(Records shown)

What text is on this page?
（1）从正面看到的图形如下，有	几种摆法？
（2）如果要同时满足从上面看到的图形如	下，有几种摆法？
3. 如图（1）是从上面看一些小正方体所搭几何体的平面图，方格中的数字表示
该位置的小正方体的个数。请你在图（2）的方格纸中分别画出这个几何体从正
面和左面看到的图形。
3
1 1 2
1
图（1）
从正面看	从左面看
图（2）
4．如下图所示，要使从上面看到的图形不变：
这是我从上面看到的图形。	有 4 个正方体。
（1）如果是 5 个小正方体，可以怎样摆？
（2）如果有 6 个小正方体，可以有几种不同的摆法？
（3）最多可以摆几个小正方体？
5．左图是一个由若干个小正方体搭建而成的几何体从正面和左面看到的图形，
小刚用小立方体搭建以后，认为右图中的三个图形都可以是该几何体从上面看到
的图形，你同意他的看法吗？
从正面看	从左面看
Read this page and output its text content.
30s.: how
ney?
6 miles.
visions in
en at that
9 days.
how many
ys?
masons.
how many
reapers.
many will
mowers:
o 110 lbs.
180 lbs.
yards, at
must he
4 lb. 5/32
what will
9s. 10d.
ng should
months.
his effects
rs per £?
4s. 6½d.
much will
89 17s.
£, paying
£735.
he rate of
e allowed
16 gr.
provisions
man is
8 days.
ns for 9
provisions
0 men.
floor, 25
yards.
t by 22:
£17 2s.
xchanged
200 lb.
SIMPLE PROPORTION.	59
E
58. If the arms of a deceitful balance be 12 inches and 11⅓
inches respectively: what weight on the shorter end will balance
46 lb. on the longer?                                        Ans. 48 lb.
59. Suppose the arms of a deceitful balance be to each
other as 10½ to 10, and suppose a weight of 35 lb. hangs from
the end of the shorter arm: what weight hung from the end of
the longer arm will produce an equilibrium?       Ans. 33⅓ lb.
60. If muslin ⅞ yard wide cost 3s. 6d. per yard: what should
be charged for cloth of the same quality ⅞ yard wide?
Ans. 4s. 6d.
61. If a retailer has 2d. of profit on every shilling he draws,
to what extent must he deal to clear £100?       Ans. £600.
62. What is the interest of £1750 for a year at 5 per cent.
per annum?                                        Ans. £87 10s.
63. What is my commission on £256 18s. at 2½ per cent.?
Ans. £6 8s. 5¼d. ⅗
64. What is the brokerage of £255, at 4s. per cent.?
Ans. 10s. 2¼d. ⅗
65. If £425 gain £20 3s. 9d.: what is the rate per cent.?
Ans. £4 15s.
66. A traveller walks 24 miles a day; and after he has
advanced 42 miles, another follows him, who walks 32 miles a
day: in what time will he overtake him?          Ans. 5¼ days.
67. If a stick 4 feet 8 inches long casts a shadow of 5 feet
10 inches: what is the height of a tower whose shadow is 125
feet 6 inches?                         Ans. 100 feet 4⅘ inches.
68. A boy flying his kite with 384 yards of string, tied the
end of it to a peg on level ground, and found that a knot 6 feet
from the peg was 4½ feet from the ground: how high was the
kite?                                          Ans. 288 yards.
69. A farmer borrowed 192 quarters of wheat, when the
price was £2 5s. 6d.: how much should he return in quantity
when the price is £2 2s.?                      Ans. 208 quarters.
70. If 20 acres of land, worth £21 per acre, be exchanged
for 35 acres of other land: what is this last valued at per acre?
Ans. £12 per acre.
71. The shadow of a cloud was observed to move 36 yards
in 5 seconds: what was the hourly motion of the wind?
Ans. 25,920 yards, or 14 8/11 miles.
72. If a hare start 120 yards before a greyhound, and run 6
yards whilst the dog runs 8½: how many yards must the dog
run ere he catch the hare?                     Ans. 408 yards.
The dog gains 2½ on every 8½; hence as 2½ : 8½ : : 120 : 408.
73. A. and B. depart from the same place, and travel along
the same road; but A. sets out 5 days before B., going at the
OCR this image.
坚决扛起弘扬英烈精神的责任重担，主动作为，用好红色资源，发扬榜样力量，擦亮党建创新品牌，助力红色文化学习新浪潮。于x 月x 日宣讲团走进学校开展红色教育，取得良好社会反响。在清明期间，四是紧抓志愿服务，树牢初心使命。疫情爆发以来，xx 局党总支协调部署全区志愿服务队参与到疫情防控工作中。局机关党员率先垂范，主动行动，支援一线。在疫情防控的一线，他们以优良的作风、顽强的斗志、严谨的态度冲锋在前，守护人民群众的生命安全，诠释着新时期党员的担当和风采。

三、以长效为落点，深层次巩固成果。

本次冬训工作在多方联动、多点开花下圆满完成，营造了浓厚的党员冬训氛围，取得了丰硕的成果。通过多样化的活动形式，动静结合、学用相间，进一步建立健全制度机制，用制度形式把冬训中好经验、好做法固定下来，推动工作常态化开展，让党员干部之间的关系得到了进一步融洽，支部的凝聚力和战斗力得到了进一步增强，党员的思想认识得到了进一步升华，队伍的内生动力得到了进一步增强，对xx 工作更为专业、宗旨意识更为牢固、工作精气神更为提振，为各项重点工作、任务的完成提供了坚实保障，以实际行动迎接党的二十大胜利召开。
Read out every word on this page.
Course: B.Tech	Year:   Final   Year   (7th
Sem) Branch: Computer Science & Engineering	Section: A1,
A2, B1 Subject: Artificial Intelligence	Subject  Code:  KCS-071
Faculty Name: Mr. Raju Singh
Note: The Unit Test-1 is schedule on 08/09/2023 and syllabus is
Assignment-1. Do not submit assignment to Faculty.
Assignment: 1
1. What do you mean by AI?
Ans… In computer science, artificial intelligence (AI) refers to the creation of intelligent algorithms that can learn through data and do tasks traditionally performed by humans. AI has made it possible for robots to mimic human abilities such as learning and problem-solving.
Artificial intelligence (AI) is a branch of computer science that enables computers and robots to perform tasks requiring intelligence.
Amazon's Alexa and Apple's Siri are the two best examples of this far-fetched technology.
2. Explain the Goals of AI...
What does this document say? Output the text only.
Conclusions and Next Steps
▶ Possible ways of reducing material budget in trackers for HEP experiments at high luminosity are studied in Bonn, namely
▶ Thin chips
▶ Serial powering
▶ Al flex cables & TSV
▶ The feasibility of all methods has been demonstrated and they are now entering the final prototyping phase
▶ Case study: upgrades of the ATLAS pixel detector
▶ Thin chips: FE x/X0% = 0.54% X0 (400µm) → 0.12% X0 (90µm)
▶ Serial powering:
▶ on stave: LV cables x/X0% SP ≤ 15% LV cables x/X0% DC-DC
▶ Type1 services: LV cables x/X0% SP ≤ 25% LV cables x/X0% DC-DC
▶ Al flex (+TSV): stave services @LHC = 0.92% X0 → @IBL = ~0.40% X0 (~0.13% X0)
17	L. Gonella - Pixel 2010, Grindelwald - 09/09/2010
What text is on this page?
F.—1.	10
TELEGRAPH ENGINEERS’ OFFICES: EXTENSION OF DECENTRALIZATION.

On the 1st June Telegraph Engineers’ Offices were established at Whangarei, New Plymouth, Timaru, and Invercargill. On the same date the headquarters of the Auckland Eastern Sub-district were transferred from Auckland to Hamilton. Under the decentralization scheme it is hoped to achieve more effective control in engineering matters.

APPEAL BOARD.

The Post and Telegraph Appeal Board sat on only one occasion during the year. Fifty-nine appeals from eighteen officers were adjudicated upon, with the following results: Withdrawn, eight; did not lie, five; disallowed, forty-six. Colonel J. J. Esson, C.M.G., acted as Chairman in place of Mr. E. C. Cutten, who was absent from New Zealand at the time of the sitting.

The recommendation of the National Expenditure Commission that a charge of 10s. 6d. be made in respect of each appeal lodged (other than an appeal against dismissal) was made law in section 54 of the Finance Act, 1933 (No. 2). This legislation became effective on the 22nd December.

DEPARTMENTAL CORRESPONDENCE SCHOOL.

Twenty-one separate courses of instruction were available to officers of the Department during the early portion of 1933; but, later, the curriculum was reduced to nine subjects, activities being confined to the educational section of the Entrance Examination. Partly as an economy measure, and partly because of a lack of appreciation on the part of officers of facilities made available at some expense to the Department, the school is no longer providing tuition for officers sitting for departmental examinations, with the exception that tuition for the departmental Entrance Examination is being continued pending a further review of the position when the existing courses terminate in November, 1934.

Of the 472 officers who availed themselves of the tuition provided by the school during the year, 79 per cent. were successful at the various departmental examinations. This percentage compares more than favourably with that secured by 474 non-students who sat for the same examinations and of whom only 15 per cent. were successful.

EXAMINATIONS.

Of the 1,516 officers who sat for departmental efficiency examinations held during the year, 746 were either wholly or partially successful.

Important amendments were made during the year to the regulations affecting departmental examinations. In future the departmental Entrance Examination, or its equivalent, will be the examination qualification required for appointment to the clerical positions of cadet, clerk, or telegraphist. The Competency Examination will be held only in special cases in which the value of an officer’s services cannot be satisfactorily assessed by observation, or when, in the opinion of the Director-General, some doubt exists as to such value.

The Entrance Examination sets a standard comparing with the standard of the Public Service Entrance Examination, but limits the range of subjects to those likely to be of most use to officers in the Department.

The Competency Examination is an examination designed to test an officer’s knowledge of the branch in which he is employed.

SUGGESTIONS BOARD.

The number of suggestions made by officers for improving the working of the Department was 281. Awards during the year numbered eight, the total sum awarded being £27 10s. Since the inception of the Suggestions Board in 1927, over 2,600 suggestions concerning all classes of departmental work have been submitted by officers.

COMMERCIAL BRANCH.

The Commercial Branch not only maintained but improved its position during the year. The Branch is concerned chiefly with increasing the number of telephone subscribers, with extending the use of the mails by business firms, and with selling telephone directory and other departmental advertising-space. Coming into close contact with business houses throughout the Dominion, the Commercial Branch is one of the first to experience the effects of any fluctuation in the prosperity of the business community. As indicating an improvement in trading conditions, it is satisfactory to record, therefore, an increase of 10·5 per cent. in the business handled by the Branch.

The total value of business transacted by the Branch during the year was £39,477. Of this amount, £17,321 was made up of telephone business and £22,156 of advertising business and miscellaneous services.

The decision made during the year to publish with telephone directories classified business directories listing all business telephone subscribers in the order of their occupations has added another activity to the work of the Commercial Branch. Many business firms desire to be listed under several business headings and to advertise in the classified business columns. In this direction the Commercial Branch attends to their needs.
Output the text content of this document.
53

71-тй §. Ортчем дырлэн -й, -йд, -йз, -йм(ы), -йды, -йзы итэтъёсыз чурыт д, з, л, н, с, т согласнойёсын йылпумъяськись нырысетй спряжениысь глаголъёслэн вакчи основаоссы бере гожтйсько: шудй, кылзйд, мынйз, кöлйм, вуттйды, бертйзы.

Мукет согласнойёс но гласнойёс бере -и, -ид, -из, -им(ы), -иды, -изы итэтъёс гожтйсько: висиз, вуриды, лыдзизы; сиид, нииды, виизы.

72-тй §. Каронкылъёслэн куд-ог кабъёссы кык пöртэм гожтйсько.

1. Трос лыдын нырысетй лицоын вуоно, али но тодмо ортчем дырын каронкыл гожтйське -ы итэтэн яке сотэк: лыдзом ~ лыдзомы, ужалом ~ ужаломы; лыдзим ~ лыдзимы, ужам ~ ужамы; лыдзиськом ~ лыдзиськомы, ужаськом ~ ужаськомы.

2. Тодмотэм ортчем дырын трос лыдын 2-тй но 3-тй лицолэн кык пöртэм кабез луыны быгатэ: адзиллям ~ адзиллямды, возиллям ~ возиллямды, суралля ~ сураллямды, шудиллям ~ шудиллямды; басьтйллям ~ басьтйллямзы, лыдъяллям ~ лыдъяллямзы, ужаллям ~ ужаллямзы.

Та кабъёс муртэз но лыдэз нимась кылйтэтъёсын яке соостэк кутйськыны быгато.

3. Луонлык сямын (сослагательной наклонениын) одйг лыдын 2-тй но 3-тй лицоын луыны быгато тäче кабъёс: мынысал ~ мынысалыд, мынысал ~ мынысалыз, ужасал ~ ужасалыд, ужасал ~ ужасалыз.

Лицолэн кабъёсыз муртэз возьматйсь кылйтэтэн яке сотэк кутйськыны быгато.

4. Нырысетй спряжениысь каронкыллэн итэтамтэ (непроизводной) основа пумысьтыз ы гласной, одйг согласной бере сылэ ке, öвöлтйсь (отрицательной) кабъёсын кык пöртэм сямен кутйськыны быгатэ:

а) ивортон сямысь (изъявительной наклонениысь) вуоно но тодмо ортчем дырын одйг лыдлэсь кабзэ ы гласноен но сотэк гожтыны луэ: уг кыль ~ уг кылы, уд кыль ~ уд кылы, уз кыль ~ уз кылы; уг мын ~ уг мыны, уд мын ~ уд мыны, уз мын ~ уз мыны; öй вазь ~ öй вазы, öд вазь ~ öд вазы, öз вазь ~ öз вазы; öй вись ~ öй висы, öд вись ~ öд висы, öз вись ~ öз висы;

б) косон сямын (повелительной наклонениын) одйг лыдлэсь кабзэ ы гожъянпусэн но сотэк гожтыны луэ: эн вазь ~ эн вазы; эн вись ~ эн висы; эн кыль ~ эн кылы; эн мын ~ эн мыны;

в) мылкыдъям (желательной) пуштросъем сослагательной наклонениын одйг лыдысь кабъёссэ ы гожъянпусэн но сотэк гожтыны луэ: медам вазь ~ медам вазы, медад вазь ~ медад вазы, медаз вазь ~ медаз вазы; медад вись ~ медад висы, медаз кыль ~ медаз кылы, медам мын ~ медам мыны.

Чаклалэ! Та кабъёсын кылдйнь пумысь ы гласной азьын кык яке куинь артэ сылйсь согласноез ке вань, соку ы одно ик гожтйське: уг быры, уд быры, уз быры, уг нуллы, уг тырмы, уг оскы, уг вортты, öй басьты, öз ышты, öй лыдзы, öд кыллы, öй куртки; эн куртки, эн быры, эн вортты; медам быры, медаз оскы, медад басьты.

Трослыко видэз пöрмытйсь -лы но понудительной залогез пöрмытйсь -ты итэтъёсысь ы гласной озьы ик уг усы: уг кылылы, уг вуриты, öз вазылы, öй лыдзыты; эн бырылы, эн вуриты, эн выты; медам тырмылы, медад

(Aim)
Select, from the listing, all lines that include the word "walks".

(Solution for this problem)
66. A traveller walks 24 miles a day; and after he has
advanced 42 miles, another follows him, who walks 32 miles a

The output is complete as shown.